[jira] [Comment Edited] (HBASE-25913) Introduce EnvironmentEdge.currentTimeAdvancing

Andrew Kyle Purtell (Jira) Thu, 27 May 2021 19:33:04 -0700


    [ 
https://issues.apache.org/jira/browse/HBASE-25913?page=com.atlassian.jira.plugin.system.issuetabpanels:comment-tabpanel&focusedCommentId=17352925#comment-17352925
 ]


Andrew Kyle Purtell edited comment on HBASE-25913 at 5/28/21, 2:32 AM:
-----------------------------------------------------------------------

I've put together a JMH based harness, attached to this JIRA. JMH is GPLed so 
we cannot include this in the project, but it is fine for standalone work. 

Build with Maven, 'mvn clean install'.

_Records to process_.
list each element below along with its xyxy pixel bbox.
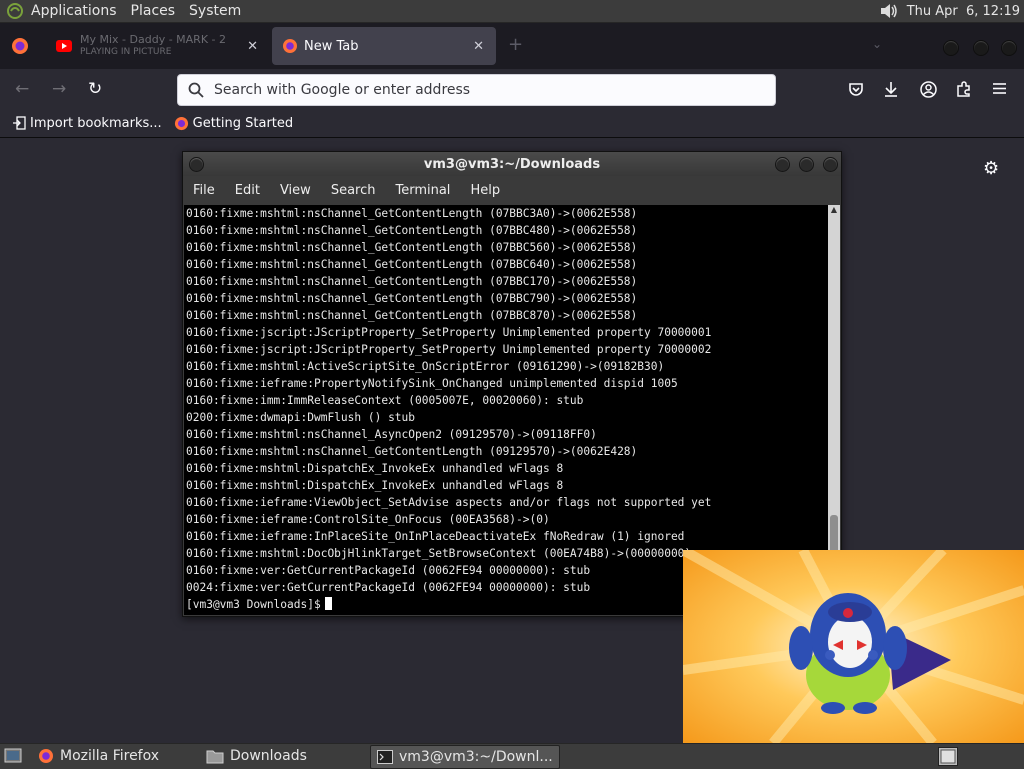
---
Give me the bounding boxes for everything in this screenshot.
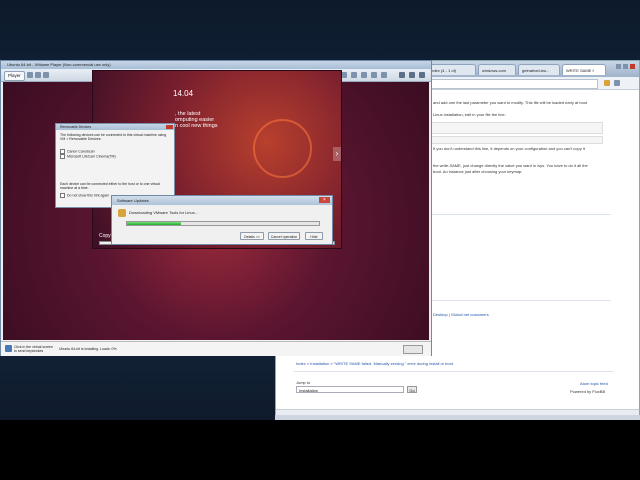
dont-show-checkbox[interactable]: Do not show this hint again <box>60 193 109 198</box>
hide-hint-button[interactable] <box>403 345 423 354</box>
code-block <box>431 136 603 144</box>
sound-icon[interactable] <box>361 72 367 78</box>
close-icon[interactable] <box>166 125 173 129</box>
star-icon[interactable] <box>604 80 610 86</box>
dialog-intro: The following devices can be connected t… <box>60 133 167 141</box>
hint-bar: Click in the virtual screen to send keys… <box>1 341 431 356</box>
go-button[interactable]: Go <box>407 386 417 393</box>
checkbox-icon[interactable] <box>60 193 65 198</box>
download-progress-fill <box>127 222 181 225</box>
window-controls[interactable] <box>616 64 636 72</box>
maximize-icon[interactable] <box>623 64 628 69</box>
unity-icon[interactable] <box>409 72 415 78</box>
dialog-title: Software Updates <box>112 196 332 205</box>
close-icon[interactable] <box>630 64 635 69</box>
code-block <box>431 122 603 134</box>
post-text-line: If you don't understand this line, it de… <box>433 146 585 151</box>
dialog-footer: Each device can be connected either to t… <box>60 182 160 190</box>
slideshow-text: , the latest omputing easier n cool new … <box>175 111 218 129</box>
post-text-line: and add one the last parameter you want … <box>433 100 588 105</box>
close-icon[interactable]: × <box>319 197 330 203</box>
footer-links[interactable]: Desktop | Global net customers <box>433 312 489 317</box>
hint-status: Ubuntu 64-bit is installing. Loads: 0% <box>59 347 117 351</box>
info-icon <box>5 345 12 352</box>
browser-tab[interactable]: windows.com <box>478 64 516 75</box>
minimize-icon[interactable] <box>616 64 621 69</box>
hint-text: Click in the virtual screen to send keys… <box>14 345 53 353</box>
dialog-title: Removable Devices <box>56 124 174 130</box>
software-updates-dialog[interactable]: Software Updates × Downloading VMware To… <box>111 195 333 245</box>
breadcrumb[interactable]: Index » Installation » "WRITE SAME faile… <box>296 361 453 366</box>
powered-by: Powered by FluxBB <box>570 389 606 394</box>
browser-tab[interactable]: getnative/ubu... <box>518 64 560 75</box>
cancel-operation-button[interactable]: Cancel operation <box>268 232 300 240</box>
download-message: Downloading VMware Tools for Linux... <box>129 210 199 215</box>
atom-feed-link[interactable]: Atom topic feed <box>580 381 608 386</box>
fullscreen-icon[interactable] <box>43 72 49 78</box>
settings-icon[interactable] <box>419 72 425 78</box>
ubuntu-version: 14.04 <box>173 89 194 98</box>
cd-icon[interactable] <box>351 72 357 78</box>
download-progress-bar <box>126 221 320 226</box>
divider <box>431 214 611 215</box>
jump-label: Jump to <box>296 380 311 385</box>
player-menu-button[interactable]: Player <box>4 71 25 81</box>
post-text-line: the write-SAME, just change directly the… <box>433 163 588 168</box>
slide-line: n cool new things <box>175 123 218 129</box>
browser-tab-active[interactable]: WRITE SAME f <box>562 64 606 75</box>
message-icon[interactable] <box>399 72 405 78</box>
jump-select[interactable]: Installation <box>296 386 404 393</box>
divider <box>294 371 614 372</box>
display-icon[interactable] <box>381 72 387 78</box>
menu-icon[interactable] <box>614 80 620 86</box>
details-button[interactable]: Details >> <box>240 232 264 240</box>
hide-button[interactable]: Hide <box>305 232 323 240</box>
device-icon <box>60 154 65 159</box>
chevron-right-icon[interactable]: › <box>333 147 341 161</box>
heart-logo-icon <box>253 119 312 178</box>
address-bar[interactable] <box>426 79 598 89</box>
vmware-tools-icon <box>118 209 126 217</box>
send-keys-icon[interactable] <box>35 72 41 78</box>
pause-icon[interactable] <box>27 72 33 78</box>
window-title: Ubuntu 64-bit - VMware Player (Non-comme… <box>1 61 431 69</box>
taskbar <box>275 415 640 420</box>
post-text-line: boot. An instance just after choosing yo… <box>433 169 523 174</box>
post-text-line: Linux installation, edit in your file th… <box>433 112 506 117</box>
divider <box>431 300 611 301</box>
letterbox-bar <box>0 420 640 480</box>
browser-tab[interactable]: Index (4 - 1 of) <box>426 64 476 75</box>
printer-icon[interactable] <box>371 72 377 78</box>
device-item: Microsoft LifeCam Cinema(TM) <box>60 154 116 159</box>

_To be done_.
**a.** Answer these from the Jira comment:
(i) What is the harness based on?
(ii) What prevents the harness from being included in the project?
(iii) What command builds it?
**b.** Copy the rows verbatim, starting at the row that has "Give me the" and ending after the row that has "code-block <box>431 122 603 134</box>". Omit the pictures.

_Answer list_.
**a.**
(i) JMH
(ii) JMH is GPLed.
(iii) 'mvn clean install'

**b.**
Give me the bounding boxes for everything in this screenshot.
dont-show-checkbox[interactable]: Do not show this hint again <box>60 193 109 198</box>
hide-hint-button[interactable] <box>403 345 423 354</box>
code-block <box>431 136 603 144</box>
sound-icon[interactable] <box>361 72 367 78</box>
close-icon[interactable] <box>166 125 173 129</box>
star-icon[interactable] <box>604 80 610 86</box>
dialog-intro: The following devices can be connected t… <box>60 133 167 141</box>
hint-bar: Click in the virtual screen to send keys… <box>1 341 431 356</box>
go-button[interactable]: Go <box>407 386 417 393</box>
checkbox-icon[interactable] <box>60 193 65 198</box>
download-progress-fill <box>127 222 181 225</box>
window-controls[interactable] <box>616 64 636 72</box>
maximize-icon[interactable] <box>623 64 628 69</box>
unity-icon[interactable] <box>409 72 415 78</box>
dialog-title: Software Updates <box>112 196 332 205</box>
close-icon[interactable] <box>630 64 635 69</box>
code-block <box>431 122 603 134</box>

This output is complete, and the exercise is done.